Reproduce the listing below verbatim.

*** Information provided ***

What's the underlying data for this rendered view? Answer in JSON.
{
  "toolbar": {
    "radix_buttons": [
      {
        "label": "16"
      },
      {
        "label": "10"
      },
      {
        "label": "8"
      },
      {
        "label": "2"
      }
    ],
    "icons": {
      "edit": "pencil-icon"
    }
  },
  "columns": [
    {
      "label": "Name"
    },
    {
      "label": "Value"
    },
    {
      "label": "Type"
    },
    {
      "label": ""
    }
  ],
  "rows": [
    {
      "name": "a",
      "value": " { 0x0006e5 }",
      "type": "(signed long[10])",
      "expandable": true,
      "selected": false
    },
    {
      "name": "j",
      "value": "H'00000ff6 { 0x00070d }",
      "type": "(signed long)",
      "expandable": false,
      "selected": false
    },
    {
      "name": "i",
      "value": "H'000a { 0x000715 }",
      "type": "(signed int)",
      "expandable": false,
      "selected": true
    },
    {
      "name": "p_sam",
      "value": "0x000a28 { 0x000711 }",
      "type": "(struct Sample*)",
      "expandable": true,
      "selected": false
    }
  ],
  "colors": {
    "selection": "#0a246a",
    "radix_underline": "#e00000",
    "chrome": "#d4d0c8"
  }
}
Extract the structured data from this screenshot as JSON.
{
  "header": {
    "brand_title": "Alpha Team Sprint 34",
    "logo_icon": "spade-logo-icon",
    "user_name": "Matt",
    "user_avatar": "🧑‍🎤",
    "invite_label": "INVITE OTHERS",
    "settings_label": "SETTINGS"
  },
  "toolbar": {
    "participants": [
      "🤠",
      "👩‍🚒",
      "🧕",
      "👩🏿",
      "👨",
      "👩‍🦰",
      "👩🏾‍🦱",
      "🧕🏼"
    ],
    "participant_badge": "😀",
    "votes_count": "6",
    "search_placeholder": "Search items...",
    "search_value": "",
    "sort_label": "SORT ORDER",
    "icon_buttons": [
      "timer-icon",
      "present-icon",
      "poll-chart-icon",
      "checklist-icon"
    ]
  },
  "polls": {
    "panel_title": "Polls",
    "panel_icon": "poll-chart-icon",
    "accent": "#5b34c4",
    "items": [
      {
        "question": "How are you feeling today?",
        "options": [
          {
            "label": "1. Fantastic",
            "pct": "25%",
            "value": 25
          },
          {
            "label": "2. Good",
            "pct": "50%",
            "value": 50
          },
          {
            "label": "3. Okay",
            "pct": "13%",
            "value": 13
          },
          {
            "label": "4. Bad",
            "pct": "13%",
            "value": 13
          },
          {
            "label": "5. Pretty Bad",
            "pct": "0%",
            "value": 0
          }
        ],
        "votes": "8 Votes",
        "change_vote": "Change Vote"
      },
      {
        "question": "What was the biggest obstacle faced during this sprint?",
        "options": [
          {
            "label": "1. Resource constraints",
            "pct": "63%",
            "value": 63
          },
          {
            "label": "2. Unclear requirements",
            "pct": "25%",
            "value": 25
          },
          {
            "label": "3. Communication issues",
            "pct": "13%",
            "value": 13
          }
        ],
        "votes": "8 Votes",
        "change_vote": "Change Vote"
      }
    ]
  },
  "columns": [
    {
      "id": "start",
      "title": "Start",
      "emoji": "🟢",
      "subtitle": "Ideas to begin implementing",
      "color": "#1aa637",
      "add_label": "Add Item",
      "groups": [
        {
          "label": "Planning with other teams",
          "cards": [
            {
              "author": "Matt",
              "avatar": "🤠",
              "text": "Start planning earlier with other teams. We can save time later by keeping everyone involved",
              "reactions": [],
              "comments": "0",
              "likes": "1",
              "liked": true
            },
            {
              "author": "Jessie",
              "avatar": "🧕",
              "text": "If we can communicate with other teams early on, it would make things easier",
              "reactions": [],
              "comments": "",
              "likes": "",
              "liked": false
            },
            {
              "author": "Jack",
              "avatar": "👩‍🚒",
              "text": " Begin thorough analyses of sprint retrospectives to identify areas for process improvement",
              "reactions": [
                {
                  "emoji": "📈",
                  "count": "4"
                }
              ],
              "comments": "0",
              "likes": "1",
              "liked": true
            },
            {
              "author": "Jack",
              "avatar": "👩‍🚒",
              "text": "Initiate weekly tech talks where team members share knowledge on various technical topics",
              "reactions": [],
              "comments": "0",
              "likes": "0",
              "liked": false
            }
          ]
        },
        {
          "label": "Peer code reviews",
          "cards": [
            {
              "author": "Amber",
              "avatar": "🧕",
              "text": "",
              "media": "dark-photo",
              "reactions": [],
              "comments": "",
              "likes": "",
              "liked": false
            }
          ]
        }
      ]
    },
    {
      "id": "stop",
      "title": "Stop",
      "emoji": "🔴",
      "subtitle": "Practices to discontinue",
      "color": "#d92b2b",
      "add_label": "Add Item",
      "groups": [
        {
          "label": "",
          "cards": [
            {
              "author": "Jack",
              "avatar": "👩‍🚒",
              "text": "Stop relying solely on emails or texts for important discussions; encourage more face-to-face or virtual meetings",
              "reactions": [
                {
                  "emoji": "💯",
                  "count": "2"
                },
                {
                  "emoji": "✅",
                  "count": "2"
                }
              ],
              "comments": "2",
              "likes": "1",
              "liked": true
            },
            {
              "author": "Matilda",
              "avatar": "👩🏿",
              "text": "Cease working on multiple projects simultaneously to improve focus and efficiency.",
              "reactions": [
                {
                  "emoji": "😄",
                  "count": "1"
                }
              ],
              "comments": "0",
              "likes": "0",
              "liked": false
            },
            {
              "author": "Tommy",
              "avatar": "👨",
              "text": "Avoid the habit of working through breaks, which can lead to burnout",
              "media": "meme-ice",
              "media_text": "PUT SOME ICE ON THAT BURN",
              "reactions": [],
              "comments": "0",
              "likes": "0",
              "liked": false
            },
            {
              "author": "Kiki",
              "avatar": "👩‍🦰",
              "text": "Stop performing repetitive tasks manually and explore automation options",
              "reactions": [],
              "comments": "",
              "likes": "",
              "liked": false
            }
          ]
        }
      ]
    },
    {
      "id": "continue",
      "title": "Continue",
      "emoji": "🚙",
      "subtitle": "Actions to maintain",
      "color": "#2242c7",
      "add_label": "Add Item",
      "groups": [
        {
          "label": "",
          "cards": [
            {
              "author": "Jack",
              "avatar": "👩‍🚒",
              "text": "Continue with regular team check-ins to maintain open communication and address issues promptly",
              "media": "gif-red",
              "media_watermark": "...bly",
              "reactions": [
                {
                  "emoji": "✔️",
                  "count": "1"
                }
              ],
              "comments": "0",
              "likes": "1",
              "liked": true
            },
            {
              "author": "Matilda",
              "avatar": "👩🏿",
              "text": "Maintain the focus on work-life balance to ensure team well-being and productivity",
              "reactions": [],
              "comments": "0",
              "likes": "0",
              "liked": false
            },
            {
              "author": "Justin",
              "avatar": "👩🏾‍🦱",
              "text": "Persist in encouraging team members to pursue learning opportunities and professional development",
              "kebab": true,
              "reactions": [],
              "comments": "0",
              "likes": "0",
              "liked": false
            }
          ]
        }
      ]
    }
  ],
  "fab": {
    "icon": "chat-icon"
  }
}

***

• Written response:
What's the underlying data for this rendered view? Answer in JSON.
{
  "toolbar": {
    "radix_buttons": [
      {
        "label": "16"
      },
      {
        "label": "10"
      },
      {
        "label": "8"
      },
      {
        "label": "2"
      }
    ],
    "icons": {
      "edit": "pencil-icon"
    }
  },
  "columns": [
    {
      "label": "Name"
    },
    {
      "label": "Value"
    },
    {
      "label": "Type"
    },
    {
      "label": ""
    }
  ],
  "rows": [
    {
      "name": "a",
      "value": " { 0x0006e5 }",
      "type": "(signed long[10])",
      "expandable": true,
      "selected": false
    },
    {
      "name": "j",
      "value": "H'00000ff6 { 0x00070d }",
      "type": "(signed long)",
      "expandable": false,
      "selected": false
    },
    {
      "name": "i",
      "value": "H'000a { 0x000715 }",
      "type": "(signed int)",
      "expandable": false,
      "selected": true
    },
    {
      "name": "p_sam",
      "value": "0x000a28 { 0x000711 }",
      "type": "(struct Sample*)",
      "expandable": true,
      "selected": false
    }
  ],
  "colors": {
    "selection": "#0a246a",
    "radix_underline": "#e00000",
    "chrome": "#d4d0c8"
  }
}
Extract the structured data from this screenshot as JSON.
{
  "header": {
    "brand_title": "Alpha Team Sprint 34",
    "logo_icon": "spade-logo-icon",
    "user_name": "Matt",
    "user_avatar": "🧑‍🎤",
    "invite_label": "INVITE OTHERS",
    "settings_label": "SETTINGS"
  },
  "toolbar": {
    "participants": [
      "🤠",
      "👩‍🚒",
      "🧕",
      "👩🏿",
      "👨",
      "👩‍🦰",
      "👩🏾‍🦱",
      "🧕🏼"
    ],
    "participant_badge": "😀",
    "votes_count": "6",
    "search_placeholder": "Search items...",
    "search_value": "",
    "sort_label": "SORT ORDER",
    "icon_buttons": [
      "timer-icon",
      "present-icon",
      "poll-chart-icon",
      "checklist-icon"
    ]
  },
  "polls": {
    "panel_title": "Polls",
    "panel_icon": "poll-chart-icon",
    "accent": "#5b34c4",
    "items": [
      {
        "question": "How are you feeling today?",
        "options": [
          {
            "label": "1. Fantastic",
            "pct": "25%",
            "value": 25
          },
          {
            "label": "2. Good",
            "pct": "50%",
            "value": 50
          },
          {
            "label": "3. Okay",
            "pct": "13%",
            "value": 13
          },
          {
            "label": "4. Bad",
            "pct": "13%",
            "value": 13
          },
          {
            "label": "5. Pretty Bad",
            "pct": "0%",
            "value": 0
          }
        ],
        "votes": "8 Votes",
        "change_vote": "Change Vote"
      },
      {
        "question": "What was the biggest obstacle faced during this sprint?",
        "options": [
          {
            "label": "1. Resource constraints",
            "pct": "63%",
            "value": 63
          },
          {
            "label": "2. Unclear requirements",
            "pct": "25%",
            "value": 25
          },
          {
            "label": "3. Communication issues",
            "pct": "13%",
            "value": 13
          }
        ],
        "votes": "8 Votes",
        "change_vote": "Change Vote"
      }
    ]
  },
  "columns": [
    {
      "id": "start",
      "title": "Start",
      "emoji": "🟢",
      "subtitle": "Ideas to begin implementing",
      "color": "#1aa637",
      "add_label": "Add Item",
      "groups": [
        {
          "label": "Planning with other teams",
          "cards": [
            {
              "author": "Matt",
              "avatar": "🤠",
              "text": "Start planning earlier with other teams. We can save time later by keeping everyone involved",
              "reactions": [],
              "comments": "0",
              "likes": "1",
              "liked": true
            },
            {
              "author": "Jessie",
              "avatar": "🧕",
              "text": "If we can communicate with other teams early on, it would make things easier",
              "reactions": [],
              "comments": "",
              "likes": "",
              "liked": false
            },
            {
              "author": "Jack",
              "avatar": "👩‍🚒",
              "text": " Begin thorough analyses of sprint retrospectives to identify areas for process improvement",
              "reactions": [
                {
                  "emoji": "📈",
                  "count": "4"
                }
              ],
              "comments": "0",
              "likes": "1",
              "liked": true
            },
            {
              "author": "Jack",
              "avatar": "👩‍🚒",
              "text": "Initiate weekly tech talks where team members share knowledge on various technical topics",
              "reactions": [],
              "comments": "0",
              "likes": "0",
              "liked": false
            }
          ]
        },
        {
          "label": "Peer code reviews",
          "cards": [
            {
              "author": "Amber",
              "avatar": "🧕",
              "text": "",
              "media": "dark-photo",
              "reactions": [],
              "comments": "",
              "likes": "",
              "liked": false
            }
          ]
        }
      ]
    },
    {
      "id": "stop",
      "title": "Stop",
      "emoji": "🔴",
      "subtitle": "Practices to discontinue",
      "color": "#d92b2b",
      "add_label": "Add Item",
      "groups": [
        {
          "label": "",
          "cards": [
            {
              "author": "Jack",
              "avatar": "👩‍🚒",
              "text": "Stop relying solely on emails or texts for important discussions; encourage more face-to-face or virtual meetings",
              "reactions": [
                {
                  "emoji": "💯",
                  "count": "2"
                },
                {
                  "emoji": "✅",
                  "count": "2"
                }
              ],
              "comments": "2",
              "likes": "1",
              "liked": true
            },
            {
              "author": "Matilda",
              "avatar": "👩🏿",
              "text": "Cease working on multiple projects simultaneously to improve focus and efficiency.",
              "reactions": [
                {
                  "emoji": "😄",
                  "count": "1"
                }
              ],
              "comments": "0",
              "likes": "0",
              "liked": false
            },
            {
              "author": "Tommy",
              "avatar": "👨",
              "text": "Avoid the habit of working through breaks, which can lead to burnout",
              "media": "meme-ice",
              "media_text": "PUT SOME ICE ON THAT BURN",
              "reactions": [],
              "comments": "0",
              "likes": "0",
              "liked": false
            },
            {
              "author": "Kiki",
              "avatar": "👩‍🦰",
              "text": "Stop performing repetitive tasks manually and explore automation options",
              "reactions": [],
              "comments": "",
              "likes": "",
              "liked": false
            }
          ]
        }
      ]
    },
    {
      "id": "continue",
      "title": "Continue",
      "emoji": "🚙",
      "subtitle": "Actions to maintain",
      "color": "#2242c7",
      "add_label": "Add Item",
      "groups": [
        {
          "label": "",
          "cards": [
            {
              "author": "Jack",
              "avatar": "👩‍🚒",
              "text": "Continue with regular team check-ins to maintain open communication and address issues promptly",
              "media": "gif-red",
              "media_watermark": "...bly",
              "reactions": [
                {
                  "emoji": "✔️",
                  "count": "1"
                }
              ],
              "comments": "0",
              "likes": "1",
              "liked": true
            },
            {
              "author": "Matilda",
              "avatar": "👩🏿",
              "text": "Maintain the focus on work-life balance to ensure team well-being and productivity",
              "reactions": [],
              "comments": "0",
              "likes": "0",
              "liked": false
            },
            {
              "author": "Justin",
              "avatar": "👩🏾‍🦱",
              "text": "Persist in encouraging team members to pursue learning opportunities and professional development",
              "kebab": true,
              "reactions": [],
              "comments": "0",
              "likes": "0",
              "liked": false
            }
          ]
        }
      ]
    }
  ],
  "fab": {
    "icon": "chat-icon"
  }
}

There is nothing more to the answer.